Entries taken from a collection
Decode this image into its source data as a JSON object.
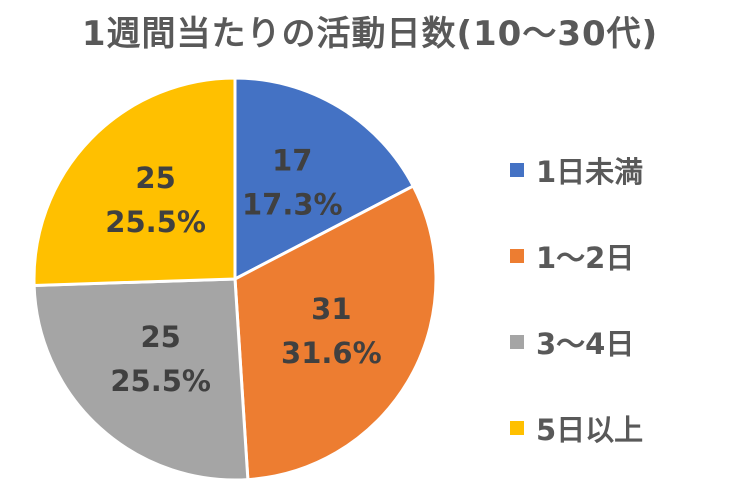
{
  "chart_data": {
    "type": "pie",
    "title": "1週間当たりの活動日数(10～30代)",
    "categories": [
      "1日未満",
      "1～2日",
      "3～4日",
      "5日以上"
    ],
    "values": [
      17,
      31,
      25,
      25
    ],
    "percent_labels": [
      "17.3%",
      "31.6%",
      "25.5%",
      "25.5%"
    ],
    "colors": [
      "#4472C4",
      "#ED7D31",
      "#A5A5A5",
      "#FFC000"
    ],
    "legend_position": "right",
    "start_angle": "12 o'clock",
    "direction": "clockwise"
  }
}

--

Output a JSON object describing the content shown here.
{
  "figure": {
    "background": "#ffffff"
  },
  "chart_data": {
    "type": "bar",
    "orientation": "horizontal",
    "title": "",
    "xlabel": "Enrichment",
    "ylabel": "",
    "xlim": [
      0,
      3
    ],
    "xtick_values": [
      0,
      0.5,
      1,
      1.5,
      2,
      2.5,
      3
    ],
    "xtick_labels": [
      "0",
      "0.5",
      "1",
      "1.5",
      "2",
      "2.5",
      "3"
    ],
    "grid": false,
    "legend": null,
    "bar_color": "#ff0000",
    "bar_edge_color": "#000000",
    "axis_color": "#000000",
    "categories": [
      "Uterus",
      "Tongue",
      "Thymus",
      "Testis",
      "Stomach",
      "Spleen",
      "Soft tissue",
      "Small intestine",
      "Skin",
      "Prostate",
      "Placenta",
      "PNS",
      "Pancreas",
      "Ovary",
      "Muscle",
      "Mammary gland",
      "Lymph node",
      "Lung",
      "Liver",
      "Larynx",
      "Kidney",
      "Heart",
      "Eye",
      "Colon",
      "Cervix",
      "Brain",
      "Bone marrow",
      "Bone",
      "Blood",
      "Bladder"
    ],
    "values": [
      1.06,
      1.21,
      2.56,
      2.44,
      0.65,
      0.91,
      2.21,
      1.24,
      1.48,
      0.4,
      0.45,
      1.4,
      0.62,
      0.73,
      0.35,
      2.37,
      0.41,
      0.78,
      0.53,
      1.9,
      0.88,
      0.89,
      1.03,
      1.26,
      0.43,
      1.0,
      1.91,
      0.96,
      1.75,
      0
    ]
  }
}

● **TASK BRIEF**:
Only lines holding the string "JSON" are wanted; gather each one from the entries above.

● **PROBLEM SOLUTION**:
Decode this image into its source data as a JSON object.
Output a JSON object describing the content shown here.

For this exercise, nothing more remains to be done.